— START —
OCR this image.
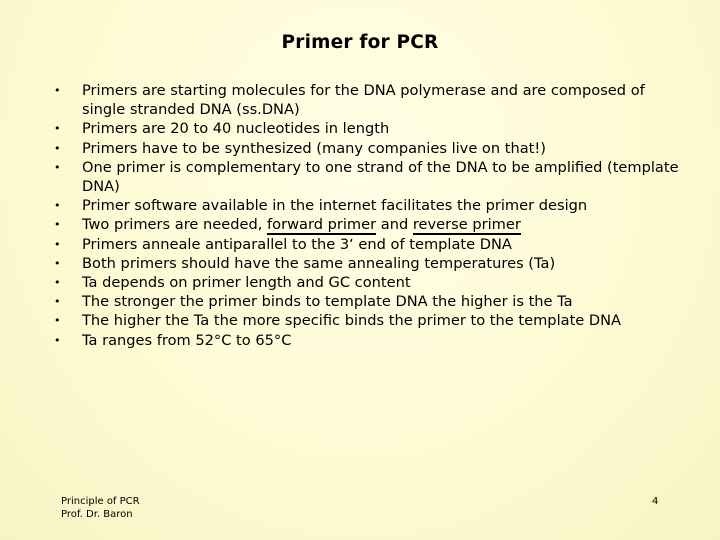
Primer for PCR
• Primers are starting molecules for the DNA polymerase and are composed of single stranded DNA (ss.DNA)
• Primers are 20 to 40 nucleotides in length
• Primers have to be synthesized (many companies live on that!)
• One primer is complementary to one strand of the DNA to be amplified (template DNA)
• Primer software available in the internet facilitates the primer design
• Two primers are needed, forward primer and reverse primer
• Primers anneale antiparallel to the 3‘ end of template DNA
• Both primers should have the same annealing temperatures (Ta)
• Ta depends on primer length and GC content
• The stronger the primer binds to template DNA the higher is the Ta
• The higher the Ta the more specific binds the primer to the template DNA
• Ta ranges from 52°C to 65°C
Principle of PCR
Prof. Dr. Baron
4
— END —
— START —
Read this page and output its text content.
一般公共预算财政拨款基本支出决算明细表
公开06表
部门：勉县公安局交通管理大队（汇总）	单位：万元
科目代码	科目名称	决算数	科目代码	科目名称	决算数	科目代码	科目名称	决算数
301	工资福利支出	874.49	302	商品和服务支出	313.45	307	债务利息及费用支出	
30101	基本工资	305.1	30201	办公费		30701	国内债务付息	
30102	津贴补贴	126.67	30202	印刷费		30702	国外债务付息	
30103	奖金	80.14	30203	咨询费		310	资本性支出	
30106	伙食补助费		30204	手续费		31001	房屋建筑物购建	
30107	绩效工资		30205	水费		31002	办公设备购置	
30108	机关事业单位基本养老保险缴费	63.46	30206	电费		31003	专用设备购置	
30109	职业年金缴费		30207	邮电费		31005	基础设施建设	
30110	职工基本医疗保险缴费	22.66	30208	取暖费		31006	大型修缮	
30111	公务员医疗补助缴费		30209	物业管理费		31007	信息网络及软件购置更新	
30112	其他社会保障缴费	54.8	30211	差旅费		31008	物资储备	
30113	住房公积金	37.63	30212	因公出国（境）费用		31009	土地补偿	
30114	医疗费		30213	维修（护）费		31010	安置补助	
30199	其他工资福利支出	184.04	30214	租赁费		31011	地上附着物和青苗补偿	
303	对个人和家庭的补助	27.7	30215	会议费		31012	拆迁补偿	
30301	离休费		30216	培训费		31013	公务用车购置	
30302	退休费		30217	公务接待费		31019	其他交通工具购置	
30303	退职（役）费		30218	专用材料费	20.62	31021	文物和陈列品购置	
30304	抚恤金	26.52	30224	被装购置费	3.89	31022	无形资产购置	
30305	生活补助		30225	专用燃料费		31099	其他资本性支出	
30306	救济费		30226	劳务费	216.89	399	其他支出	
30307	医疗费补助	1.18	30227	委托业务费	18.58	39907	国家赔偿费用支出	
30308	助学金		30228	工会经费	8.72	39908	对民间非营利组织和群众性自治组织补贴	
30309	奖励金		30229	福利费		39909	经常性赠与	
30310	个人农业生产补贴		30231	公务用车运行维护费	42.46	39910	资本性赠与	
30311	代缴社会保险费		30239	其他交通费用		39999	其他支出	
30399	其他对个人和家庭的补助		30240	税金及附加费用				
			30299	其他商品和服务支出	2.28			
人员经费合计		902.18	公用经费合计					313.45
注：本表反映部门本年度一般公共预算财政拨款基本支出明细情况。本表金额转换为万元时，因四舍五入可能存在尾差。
— END —
STATED EXERCISE: Find the string "content" in the listing and return every line that holds it.

REPLY TO THE TASK:
• Ta depends on primer length and GC content
Read this page and output its text content.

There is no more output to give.